Rewrite the items below with "upper-streak" changed to "top-streak" and nothing else altered. Omit the pictures from your answer.

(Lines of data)
--- --- ---
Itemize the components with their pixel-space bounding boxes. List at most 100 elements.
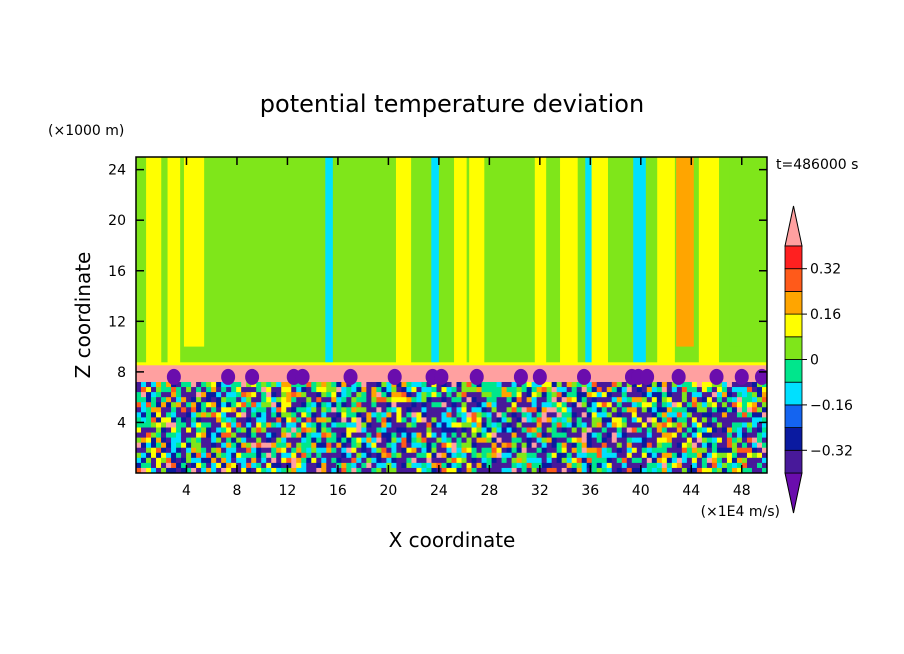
turbulence-cell [141,467,147,473]
turbulence-cell [326,422,332,428]
turbulence-cell [181,437,187,444]
turbulence-cell [301,442,307,449]
turbulence-cell [301,397,307,403]
turbulence-cell [471,432,477,439]
turbulence-cell [251,437,257,444]
turbulence-cell [426,462,432,469]
turbulence-cell [701,381,708,388]
turbulence-cell [506,467,512,473]
turbulence-cell [701,457,708,464]
turbulence-cell [361,442,367,449]
turbulence-cell [646,387,653,393]
turbulence-cell [716,452,723,459]
turbulence-cell [756,437,763,444]
turbulence-cell [206,437,212,444]
turbulence-cell [556,412,563,418]
turbulence-cell [521,407,528,413]
turbulence-cell [326,392,332,398]
turbulence-cell [421,432,427,439]
turbulence-cell [436,427,442,433]
turbulence-cell [751,462,758,469]
turbulence-cell [291,457,297,464]
turbulence-cell [401,432,407,439]
turbulence-cell [261,462,267,469]
turbulence-cell [676,442,683,449]
turbulence-cell [636,457,643,464]
turbulence-cell [631,432,638,439]
turbulence-cell [256,387,262,393]
turbulence-cell [531,447,538,454]
turbulence-cell [391,442,397,449]
turbulence-cell [431,412,437,418]
turbulence-cell [271,392,277,398]
turbulence-cell [751,407,758,413]
turbulence-cell [191,381,197,388]
turbulence-cell [526,467,533,473]
turbulence-cell [286,442,292,449]
turbulence-cell [296,432,302,439]
turbulence-cell [741,422,748,428]
turbulence-cell [691,402,698,408]
turbulence-cell [616,387,623,393]
turbulence-cell [626,381,633,388]
turbulence-cell [311,381,317,388]
turbulence-cell [236,432,242,439]
turbulence-cell [436,447,442,454]
turbulence-cell [756,412,763,418]
turbulence-cell [446,407,452,413]
turbulence-cell [151,422,157,428]
turbulence-cell [696,442,703,449]
turbulence-cell [506,412,512,418]
turbulence-cell [176,412,182,418]
turbulence-cell [276,412,282,418]
turbulence-cell [256,457,262,464]
turbulence-cell [666,402,673,408]
turbulence-cell [221,412,227,418]
turbulence-cell [151,427,157,433]
turbulence-cell [151,412,157,418]
turbulence-cell [276,397,282,403]
turbulence-cell [226,447,232,454]
turbulence-cell [156,452,162,459]
turbulence-cell [136,432,142,439]
turbulence-cell [731,387,738,393]
turbulence-cell [466,422,472,428]
turbulence-cell [366,462,372,469]
turbulence-cell [401,412,407,418]
turbulence-cell [331,407,337,413]
turbulence-cell [491,417,497,423]
turbulence-cell [296,422,302,428]
turbulence-cell [566,432,573,439]
turbulence-cell [666,387,673,393]
turbulence-cell [721,402,728,408]
turbulence-cell [271,412,277,418]
turbulence-cell [171,417,177,423]
turbulence-cell [651,397,658,403]
turbulence-cell [716,457,723,464]
turbulence-cell [336,392,342,398]
turbulence-cell [256,412,262,418]
turbulence-cell [136,397,142,403]
turbulence-cell [751,447,758,454]
turbulence-cell [651,381,658,388]
turbulence-cell [141,452,147,459]
turbulence-cell [711,397,718,403]
turbulence-cell [261,452,267,459]
turbulence-cell [251,452,257,459]
turbulence-cell [561,392,568,398]
turbulence-cell [661,422,668,428]
turbulence-cell [726,447,733,454]
turbulence-cell [406,402,412,408]
turbulence-cell [361,437,367,444]
turbulence-cell [336,447,342,454]
upper-streak [534,157,547,365]
turbulence-cell [526,432,533,439]
turbulence-cell [746,432,753,439]
turbulence-cell [601,381,608,388]
turbulence-cell [366,447,372,454]
turbulence-cell [741,467,748,473]
turbulence-cell [256,417,262,423]
turbulence-cell [756,381,763,388]
turbulence-cell [671,417,678,423]
turbulence-cell [291,417,297,423]
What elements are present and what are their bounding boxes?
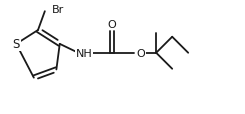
--- --- ---
**Worked answer:**
Itemize the components with their pixel-space bounding boxes. List at most 100 elements.
turbulence-cell [141,467,147,473]
turbulence-cell [326,422,332,428]
turbulence-cell [181,437,187,444]
turbulence-cell [301,442,307,449]
turbulence-cell [301,397,307,403]
turbulence-cell [471,432,477,439]
turbulence-cell [251,437,257,444]
turbulence-cell [426,462,432,469]
turbulence-cell [701,381,708,388]
turbulence-cell [506,467,512,473]
turbulence-cell [701,457,708,464]
turbulence-cell [361,442,367,449]
turbulence-cell [646,387,653,393]
turbulence-cell [716,452,723,459]
turbulence-cell [756,437,763,444]
turbulence-cell [206,437,212,444]
turbulence-cell [556,412,563,418]
turbulence-cell [521,407,528,413]
turbulence-cell [326,392,332,398]
turbulence-cell [421,432,427,439]
turbulence-cell [436,427,442,433]
turbulence-cell [751,462,758,469]
turbulence-cell [291,457,297,464]
turbulence-cell [401,432,407,439]
turbulence-cell [261,462,267,469]
turbulence-cell [676,442,683,449]
turbulence-cell [636,457,643,464]
turbulence-cell [631,432,638,439]
turbulence-cell [256,387,262,393]
turbulence-cell [531,447,538,454]
turbulence-cell [391,442,397,449]
turbulence-cell [431,412,437,418]
turbulence-cell [271,392,277,398]
turbulence-cell [751,407,758,413]
turbulence-cell [191,381,197,388]
turbulence-cell [526,467,533,473]
turbulence-cell [286,442,292,449]
turbulence-cell [296,432,302,439]
turbulence-cell [741,422,748,428]
turbulence-cell [691,402,698,408]
turbulence-cell [616,387,623,393]
turbulence-cell [626,381,633,388]
turbulence-cell [311,381,317,388]
turbulence-cell [236,432,242,439]
turbulence-cell [436,447,442,454]
turbulence-cell [756,412,763,418]
turbulence-cell [446,407,452,413]
turbulence-cell [151,422,157,428]
turbulence-cell [696,442,703,449]
turbulence-cell [506,412,512,418]
turbulence-cell [176,412,182,418]
turbulence-cell [276,412,282,418]
turbulence-cell [256,457,262,464]
turbulence-cell [666,402,673,408]
turbulence-cell [221,412,227,418]
turbulence-cell [151,427,157,433]
turbulence-cell [151,412,157,418]
turbulence-cell [276,397,282,403]
turbulence-cell [226,447,232,454]
turbulence-cell [156,452,162,459]
turbulence-cell [136,432,142,439]
turbulence-cell [731,387,738,393]
turbulence-cell [466,422,472,428]
turbulence-cell [366,462,372,469]
turbulence-cell [401,412,407,418]
turbulence-cell [331,407,337,413]
turbulence-cell [491,417,497,423]
turbulence-cell [296,422,302,428]
turbulence-cell [566,432,573,439]
turbulence-cell [666,387,673,393]
turbulence-cell [721,402,728,408]
turbulence-cell [271,412,277,418]
turbulence-cell [171,417,177,423]
turbulence-cell [651,397,658,403]
turbulence-cell [716,457,723,464]
turbulence-cell [336,392,342,398]
turbulence-cell [256,412,262,418]
turbulence-cell [136,397,142,403]
turbulence-cell [751,447,758,454]
turbulence-cell [651,381,658,388]
turbulence-cell [141,452,147,459]
turbulence-cell [711,397,718,403]
turbulence-cell [261,452,267,459]
turbulence-cell [251,452,257,459]
turbulence-cell [561,392,568,398]
turbulence-cell [661,422,668,428]
turbulence-cell [726,447,733,454]
turbulence-cell [406,402,412,408]
turbulence-cell [361,437,367,444]
turbulence-cell [336,447,342,454]
top-streak [534,157,547,365]
turbulence-cell [526,432,533,439]
turbulence-cell [746,432,753,439]
turbulence-cell [601,381,608,388]
turbulence-cell [366,447,372,454]
turbulence-cell [741,467,748,473]
turbulence-cell [256,417,262,423]
turbulence-cell [756,381,763,388]
turbulence-cell [671,417,678,423]
turbulence-cell [291,417,297,423]
What elements are present and what are their bounding boxes?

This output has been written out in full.